• Entries shown
((
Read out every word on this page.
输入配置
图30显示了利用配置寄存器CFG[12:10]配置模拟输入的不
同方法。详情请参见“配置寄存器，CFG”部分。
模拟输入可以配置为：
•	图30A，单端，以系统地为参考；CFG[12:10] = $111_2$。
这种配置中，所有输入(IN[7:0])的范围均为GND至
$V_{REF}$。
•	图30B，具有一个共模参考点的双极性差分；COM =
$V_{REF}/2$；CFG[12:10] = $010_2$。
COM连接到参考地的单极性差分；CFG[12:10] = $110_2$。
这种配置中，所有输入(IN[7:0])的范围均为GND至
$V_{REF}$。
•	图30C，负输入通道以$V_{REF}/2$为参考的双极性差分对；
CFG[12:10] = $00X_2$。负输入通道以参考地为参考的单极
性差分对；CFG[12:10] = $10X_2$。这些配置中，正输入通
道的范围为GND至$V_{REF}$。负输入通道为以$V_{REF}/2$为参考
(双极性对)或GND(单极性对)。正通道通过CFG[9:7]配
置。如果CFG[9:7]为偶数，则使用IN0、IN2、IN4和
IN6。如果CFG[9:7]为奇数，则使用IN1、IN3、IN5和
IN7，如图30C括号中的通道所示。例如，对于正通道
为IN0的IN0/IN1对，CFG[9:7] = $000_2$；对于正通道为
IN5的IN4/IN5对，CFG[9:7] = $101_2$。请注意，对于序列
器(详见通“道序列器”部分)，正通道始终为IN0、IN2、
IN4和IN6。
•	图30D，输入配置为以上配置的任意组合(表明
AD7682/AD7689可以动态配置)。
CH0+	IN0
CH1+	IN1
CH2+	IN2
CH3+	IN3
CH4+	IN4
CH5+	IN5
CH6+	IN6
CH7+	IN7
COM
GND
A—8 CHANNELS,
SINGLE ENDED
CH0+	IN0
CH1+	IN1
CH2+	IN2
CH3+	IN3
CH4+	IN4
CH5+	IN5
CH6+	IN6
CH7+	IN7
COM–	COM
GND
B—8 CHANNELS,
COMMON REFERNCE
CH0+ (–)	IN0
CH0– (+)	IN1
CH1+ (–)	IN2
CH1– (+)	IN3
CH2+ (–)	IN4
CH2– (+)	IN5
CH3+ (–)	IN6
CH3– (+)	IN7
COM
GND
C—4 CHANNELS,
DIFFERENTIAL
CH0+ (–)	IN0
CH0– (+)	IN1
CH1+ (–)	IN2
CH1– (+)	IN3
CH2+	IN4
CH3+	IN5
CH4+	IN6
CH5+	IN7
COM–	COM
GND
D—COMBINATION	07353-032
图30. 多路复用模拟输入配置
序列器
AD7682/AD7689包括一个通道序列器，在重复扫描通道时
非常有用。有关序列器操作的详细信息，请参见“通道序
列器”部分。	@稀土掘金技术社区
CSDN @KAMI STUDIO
))
• What is needed
Copy out each line of the data containing the string "如果CFG".

• Output below
置。如果CFG[9:7]为偶数，则使用IN0、IN2、IN4和
IN6。如果CFG[9:7]为奇数，则使用IN1、IN3、IN5和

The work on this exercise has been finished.